AIM OF THE TASK:
Type out the records that follow, exactly as given.

PROVIDED INFORMATION:
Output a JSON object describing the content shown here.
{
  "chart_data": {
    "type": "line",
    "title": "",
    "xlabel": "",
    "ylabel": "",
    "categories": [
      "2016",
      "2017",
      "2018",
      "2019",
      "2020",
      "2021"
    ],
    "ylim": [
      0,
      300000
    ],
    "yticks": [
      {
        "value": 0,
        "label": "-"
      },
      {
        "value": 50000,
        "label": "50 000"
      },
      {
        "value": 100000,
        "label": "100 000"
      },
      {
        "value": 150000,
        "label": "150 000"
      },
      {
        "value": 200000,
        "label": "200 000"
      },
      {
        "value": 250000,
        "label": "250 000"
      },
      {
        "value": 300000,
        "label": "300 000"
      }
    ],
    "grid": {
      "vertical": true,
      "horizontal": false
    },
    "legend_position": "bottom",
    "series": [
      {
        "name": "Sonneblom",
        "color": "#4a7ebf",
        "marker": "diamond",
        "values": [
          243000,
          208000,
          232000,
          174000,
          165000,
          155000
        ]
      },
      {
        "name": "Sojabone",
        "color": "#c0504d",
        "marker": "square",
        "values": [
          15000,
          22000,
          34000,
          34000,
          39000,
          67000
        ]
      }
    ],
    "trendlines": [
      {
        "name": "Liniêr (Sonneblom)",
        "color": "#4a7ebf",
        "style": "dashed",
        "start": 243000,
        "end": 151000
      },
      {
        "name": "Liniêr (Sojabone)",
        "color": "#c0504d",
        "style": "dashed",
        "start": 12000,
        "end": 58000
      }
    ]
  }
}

ANSWER IN FULL:
Output a JSON object describing the content shown here.
{
  "chart_data": {
    "type": "line",
    "title": "",
    "xlabel": "",
    "ylabel": "",
    "categories": [
      "2016",
      "2017",
      "2018",
      "2019",
      "2020",
      "2021"
    ],
    "ylim": [
      0,
      300000
    ],
    "yticks": [
      {
        "value": 0,
        "label": "-"
      },
      {
        "value": 50000,
        "label": "50 000"
      },
      {
        "value": 100000,
        "label": "100 000"
      },
      {
        "value": 150000,
        "label": "150 000"
      },
      {
        "value": 200000,
        "label": "200 000"
      },
      {
        "value": 250000,
        "label": "250 000"
      },
      {
        "value": 300000,
        "label": "300 000"
      }
    ],
    "grid": {
      "vertical": true,
      "horizontal": false
    },
    "legend_position": "bottom",
    "series": [
      {
        "name": "Sonneblom",
        "color": "#4a7ebf",
        "marker": "diamond",
        "values": [
          243000,
          208000,
          232000,
          174000,
          165000,
          155000
        ]
      },
      {
        "name": "Sojabone",
        "color": "#c0504d",
        "marker": "square",
        "values": [
          15000,
          22000,
          34000,
          34000,
          39000,
          67000
        ]
      }
    ],
    "trendlines": [
      {
        "name": "Liniêr (Sonneblom)",
        "color": "#4a7ebf",
        "style": "dashed",
        "start": 243000,
        "end": 151000
      },
      {
        "name": "Liniêr (Sojabone)",
        "color": "#c0504d",
        "style": "dashed",
        "start": 12000,
        "end": 58000
      }
    ]
  }
}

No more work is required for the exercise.